节选原文 >>
○ ○ ○ ○

美国证监会11月披露的雅虎(Yahoo)遭黑客入侵事件,12月14日终于被雅虎官方证实。此案件发生于2013年,超过10亿个账户资料遭窃,成为史上规模最大的黑客入侵案。消息一传出,不仅再度重创用户信心,也为原定明年初成交的威瑞森(Verizon)与雅虎并购案再添变数。
这是短短3个月时间中,雅虎第二次证实遭黑客入侵。今年9月,雅虎承认在2014年的一次黑客攻击下,至少有5亿用户的数据被窃。
结果在案件调查过程中,证监会发现在2013年8月,还有另一起黑客入侵案,且受影响账户达到10亿个。此次的最新声明中,雅虎表示虽然不排除两起黑客事件有关连,且都由“国家赞助”,但他们认为此次事件可能不同于2014年的案例。与上次一样,雅虎同样未披露哪个国家嫌疑最大。

○ ○ ○ ○

指定任务 A >> 将节选原文中以“结果在案件调查过程中”开头的段落改写成要点列表,保留其主要事实。
指定任务 B >>
根据节选原文回答下列问题:
(i) 雅虎官方在哪一天证实了证监会11月披露的入侵事件?
(ii) 雅虎今年9月承认的那次黑客攻击发生在哪一年?当时至少有多少用户的数据被窃?
(iii) 哪一宗并购案原定明年初成交?
指定任务 C >> 按首次出现的顺序,列出节选原文中所有带阿拉伯数字的年份或日期表述。重复出现的只列一次,“3个月”这类表示时长的说法不计。
作答时只依据节选原文。

○ ○ ○ ○

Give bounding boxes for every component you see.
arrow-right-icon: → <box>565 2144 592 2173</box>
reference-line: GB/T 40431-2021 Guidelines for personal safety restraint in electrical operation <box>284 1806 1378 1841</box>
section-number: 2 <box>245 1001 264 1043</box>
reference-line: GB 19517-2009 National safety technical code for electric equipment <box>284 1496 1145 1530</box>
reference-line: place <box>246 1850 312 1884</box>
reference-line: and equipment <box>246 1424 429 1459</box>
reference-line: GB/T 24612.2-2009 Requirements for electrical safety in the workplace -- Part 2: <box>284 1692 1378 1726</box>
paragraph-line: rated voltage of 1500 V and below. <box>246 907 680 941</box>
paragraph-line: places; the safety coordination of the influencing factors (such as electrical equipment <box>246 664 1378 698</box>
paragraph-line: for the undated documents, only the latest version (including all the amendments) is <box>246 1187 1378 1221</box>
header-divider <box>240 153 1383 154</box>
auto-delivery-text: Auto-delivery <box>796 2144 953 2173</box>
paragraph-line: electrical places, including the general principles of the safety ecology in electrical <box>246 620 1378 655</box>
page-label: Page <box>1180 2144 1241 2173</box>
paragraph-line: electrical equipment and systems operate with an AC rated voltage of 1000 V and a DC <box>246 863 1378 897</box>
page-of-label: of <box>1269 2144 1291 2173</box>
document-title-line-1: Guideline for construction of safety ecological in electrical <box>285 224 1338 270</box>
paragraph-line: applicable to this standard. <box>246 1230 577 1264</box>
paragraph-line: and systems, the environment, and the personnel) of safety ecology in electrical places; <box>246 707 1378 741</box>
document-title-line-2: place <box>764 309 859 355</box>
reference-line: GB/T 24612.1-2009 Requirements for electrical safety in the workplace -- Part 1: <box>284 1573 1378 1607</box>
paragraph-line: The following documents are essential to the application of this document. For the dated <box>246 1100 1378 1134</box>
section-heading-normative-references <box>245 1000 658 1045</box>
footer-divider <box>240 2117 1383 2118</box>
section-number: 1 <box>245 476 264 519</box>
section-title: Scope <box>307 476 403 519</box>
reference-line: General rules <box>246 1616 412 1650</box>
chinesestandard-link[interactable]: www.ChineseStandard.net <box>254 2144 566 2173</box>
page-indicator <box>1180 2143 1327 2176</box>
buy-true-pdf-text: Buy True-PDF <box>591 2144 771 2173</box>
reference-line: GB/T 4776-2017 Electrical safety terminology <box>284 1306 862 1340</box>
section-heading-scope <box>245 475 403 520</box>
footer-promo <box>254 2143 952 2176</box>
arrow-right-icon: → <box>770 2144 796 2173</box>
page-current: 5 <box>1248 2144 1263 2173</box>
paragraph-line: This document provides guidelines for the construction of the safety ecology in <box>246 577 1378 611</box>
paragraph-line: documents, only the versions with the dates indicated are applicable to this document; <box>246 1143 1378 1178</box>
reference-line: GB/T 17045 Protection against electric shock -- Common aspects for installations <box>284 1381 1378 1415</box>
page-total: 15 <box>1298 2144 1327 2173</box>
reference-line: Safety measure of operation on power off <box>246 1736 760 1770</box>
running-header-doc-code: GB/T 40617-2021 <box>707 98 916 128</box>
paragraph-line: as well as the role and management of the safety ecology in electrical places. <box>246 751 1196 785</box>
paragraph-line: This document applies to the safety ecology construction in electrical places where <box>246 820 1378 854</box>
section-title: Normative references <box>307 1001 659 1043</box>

○ ○ ○ ○

任务解答 A >>
- 证监会调查时发现,2013年8月还发生过另一起黑客入侵案,受影响账户达10亿个。
- 雅虎在最新声明中表示,不排除两起黑客事件有关联,且都由“国家赞助”。
- 雅虎认为此次事件可能不同于2014年的案例。
- 与上次一样,雅虎仍未披露哪个国家嫌疑最大。

任务解答 B >>
(i) 12月14日。
(ii) 2014年,至少5亿用户。
(iii) 威瑞森(Verizon)与雅虎的并购案。

任务解答 C >>
- 11月
- 12月14日
- 2013年
- 今年9月
- 2014年
- 2013年8月